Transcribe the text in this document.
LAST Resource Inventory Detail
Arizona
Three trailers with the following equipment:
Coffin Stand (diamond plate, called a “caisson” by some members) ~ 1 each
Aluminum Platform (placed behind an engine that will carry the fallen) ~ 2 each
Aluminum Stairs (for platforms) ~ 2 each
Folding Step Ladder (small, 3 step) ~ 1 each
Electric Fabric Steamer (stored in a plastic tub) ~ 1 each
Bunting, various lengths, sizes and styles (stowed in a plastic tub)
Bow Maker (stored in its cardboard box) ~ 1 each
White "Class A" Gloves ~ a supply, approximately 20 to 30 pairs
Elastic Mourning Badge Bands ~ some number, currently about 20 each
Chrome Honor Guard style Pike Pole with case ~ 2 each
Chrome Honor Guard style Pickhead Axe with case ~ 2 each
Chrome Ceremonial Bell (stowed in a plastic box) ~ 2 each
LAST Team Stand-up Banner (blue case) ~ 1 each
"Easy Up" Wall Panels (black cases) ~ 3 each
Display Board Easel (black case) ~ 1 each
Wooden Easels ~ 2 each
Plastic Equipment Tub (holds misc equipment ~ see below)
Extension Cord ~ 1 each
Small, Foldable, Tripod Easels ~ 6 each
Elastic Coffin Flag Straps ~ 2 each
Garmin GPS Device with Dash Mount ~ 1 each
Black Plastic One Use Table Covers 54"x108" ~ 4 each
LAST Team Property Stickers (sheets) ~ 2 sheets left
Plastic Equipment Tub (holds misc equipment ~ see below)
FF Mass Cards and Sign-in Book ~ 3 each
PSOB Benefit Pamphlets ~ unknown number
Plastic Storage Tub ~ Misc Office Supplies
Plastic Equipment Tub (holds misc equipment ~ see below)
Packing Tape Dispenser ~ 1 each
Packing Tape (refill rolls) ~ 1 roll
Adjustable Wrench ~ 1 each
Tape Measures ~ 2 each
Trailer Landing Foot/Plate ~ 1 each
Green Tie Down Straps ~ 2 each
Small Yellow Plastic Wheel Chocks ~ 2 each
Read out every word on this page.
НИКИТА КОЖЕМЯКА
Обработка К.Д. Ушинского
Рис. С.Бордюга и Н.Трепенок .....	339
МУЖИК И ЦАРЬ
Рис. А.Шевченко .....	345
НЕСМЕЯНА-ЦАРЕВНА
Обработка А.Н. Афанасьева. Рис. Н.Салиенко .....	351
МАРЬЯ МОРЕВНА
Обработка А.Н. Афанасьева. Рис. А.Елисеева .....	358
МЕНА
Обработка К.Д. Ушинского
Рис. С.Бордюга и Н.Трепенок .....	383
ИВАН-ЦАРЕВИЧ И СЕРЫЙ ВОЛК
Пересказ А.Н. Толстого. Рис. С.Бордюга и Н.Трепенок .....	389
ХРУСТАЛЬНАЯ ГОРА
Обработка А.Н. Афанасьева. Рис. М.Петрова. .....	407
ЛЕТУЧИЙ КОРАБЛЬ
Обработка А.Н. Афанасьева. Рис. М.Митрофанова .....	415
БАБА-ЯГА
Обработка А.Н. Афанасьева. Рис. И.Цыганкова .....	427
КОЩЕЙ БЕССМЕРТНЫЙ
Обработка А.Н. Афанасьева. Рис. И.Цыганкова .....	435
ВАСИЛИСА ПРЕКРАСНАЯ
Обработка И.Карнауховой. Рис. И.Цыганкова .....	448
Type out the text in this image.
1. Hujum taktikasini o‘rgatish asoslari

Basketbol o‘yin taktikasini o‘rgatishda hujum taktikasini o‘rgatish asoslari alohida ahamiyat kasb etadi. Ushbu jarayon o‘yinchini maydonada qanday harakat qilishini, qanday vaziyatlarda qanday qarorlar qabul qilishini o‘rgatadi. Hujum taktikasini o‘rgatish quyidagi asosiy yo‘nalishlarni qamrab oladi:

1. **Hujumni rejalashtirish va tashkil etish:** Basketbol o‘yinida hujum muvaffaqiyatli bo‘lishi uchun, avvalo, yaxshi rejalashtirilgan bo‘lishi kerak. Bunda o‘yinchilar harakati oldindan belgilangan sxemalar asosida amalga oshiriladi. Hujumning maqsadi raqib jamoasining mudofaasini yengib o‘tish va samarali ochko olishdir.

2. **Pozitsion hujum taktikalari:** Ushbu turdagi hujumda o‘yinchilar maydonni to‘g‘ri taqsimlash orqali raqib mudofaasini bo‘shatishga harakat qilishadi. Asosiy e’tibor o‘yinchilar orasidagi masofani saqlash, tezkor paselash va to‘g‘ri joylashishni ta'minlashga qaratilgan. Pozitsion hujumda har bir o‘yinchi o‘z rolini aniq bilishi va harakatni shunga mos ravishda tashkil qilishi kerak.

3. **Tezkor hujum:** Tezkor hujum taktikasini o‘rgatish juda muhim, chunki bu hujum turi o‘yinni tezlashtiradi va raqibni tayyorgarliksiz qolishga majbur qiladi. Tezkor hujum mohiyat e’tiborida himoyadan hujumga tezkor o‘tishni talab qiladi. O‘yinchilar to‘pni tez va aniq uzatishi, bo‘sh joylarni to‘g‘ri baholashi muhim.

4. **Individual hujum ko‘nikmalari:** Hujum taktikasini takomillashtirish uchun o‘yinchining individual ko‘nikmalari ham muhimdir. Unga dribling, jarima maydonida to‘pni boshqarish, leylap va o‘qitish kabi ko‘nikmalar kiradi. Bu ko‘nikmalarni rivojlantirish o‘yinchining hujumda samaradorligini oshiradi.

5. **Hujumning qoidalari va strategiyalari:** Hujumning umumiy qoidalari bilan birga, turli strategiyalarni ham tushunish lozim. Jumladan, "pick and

************

Give the complete listing a second time, exactly as it reads.

§ Correct answer
Transcribe the text in this document.
LAST Resource Inventory Detail
Arizona
Three trailers with the following equipment:
Coffin Stand (diamond plate, called a “caisson” by some members) ~ 1 each
Aluminum Platform (placed behind an engine that will carry the fallen) ~ 2 each
Aluminum Stairs (for platforms) ~ 2 each
Folding Step Ladder (small, 3 step) ~ 1 each
Electric Fabric Steamer (stored in a plastic tub) ~ 1 each
Bunting, various lengths, sizes and styles (stowed in a plastic tub)
Bow Maker (stored in its cardboard box) ~ 1 each
White "Class A" Gloves ~ a supply, approximately 20 to 30 pairs
Elastic Mourning Badge Bands ~ some number, currently about 20 each
Chrome Honor Guard style Pike Pole with case ~ 2 each
Chrome Honor Guard style Pickhead Axe with case ~ 2 each
Chrome Ceremonial Bell (stowed in a plastic box) ~ 2 each
LAST Team Stand-up Banner (blue case) ~ 1 each
"Easy Up" Wall Panels (black cases) ~ 3 each
Display Board Easel (black case) ~ 1 each
Wooden Easels ~ 2 each
Plastic Equipment Tub (holds misc equipment ~ see below)
Extension Cord ~ 1 each
Small, Foldable, Tripod Easels ~ 6 each
Elastic Coffin Flag Straps ~ 2 each
Garmin GPS Device with Dash Mount ~ 1 each
Black Plastic One Use Table Covers 54"x108" ~ 4 each
LAST Team Property Stickers (sheets) ~ 2 sheets left
Plastic Equipment Tub (holds misc equipment ~ see below)
FF Mass Cards and Sign-in Book ~ 3 each
PSOB Benefit Pamphlets ~ unknown number
Plastic Storage Tub ~ Misc Office Supplies
Plastic Equipment Tub (holds misc equipment ~ see below)
Packing Tape Dispenser ~ 1 each
Packing Tape (refill rolls) ~ 1 roll
Adjustable Wrench ~ 1 each
Tape Measures ~ 2 each
Trailer Landing Foot/Plate ~ 1 each
Green Tie Down Straps ~ 2 each
Small Yellow Plastic Wheel Chocks ~ 2 each
Read out every word on this page.
НИКИТА КОЖЕМЯКА
Обработка К.Д. Ушинского
Рис. С.Бордюга и Н.Трепенок .....	339
МУЖИК И ЦАРЬ
Рис. А.Шевченко .....	345
НЕСМЕЯНА-ЦАРЕВНА
Обработка А.Н. Афанасьева. Рис. Н.Салиенко .....	351
МАРЬЯ МОРЕВНА
Обработка А.Н. Афанасьева. Рис. А.Елисеева .....	358
МЕНА
Обработка К.Д. Ушинского
Рис. С.Бордюга и Н.Трепенок .....	383
ИВАН-ЦАРЕВИЧ И СЕРЫЙ ВОЛК
Пересказ А.Н. Толстого. Рис. С.Бордюга и Н.Трепенок .....	389
ХРУСТАЛЬНАЯ ГОРА
Обработка А.Н. Афанасьева. Рис. М.Петрова. .....	407
ЛЕТУЧИЙ КОРАБЛЬ
Обработка А.Н. Афанасьева. Рис. М.Митрофанова .....	415
БАБА-ЯГА
Обработка А.Н. Афанасьева. Рис. И.Цыганкова .....	427
КОЩЕЙ БЕССМЕРТНЫЙ
Обработка А.Н. Афанасьева. Рис. И.Цыганкова .....	435
ВАСИЛИСА ПРЕКРАСНАЯ
Обработка И.Карнауховой. Рис. И.Цыганкова .....	448
Type out the text in this image.
1. Hujum taktikasini o‘rgatish asoslari

Basketbol o‘yin taktikasini o‘rgatishda hujum taktikasini o‘rgatish asoslari alohida ahamiyat kasb etadi. Ushbu jarayon o‘yinchini maydonada qanday harakat qilishini, qanday vaziyatlarda qanday qarorlar qabul qilishini o‘rgatadi. Hujum taktikasini o‘rgatish quyidagi asosiy yo‘nalishlarni qamrab oladi:

1. **Hujumni rejalashtirish va tashkil etish:** Basketbol o‘yinida hujum muvaffaqiyatli bo‘lishi uchun, avvalo, yaxshi rejalashtirilgan bo‘lishi kerak. Bunda o‘yinchilar harakati oldindan belgilangan sxemalar asosida amalga oshiriladi. Hujumning maqsadi raqib jamoasining mudofaasini yengib o‘tish va samarali ochko olishdir.

2. **Pozitsion hujum taktikalari:** Ushbu turdagi hujumda o‘yinchilar maydonni to‘g‘ri taqsimlash orqali raqib mudofaasini bo‘shatishga harakat qilishadi. Asosiy e’tibor o‘yinchilar orasidagi masofani saqlash, tezkor paselash va to‘g‘ri joylashishni ta'minlashga qaratilgan. Pozitsion hujumda har bir o‘yinchi o‘z rolini aniq bilishi va harakatni shunga mos ravishda tashkil qilishi kerak.

3. **Tezkor hujum:** Tezkor hujum taktikasini o‘rgatish juda muhim, chunki bu hujum turi o‘yinni tezlashtiradi va raqibni tayyorgarliksiz qolishga majbur qiladi. Tezkor hujum mohiyat e’tiborida himoyadan hujumga tezkor o‘tishni talab qiladi. O‘yinchilar to‘pni tez va aniq uzatishi, bo‘sh joylarni to‘g‘ri baholashi muhim.

4. **Individual hujum ko‘nikmalari:** Hujum taktikasini takomillashtirish uchun o‘yinchining individual ko‘nikmalari ham muhimdir. Unga dribling, jarima maydonida to‘pni boshqarish, leylap va o‘qitish kabi ko‘nikmalar kiradi. Bu ko‘nikmalarni rivojlantirish o‘yinchining hujumda samaradorligini oshiradi.

5. **Hujumning qoidalari va strategiyalari:** Hujumning umumiy qoidalari bilan birga, turli strategiyalarni ham tushunish lozim. Jumladan, "pick and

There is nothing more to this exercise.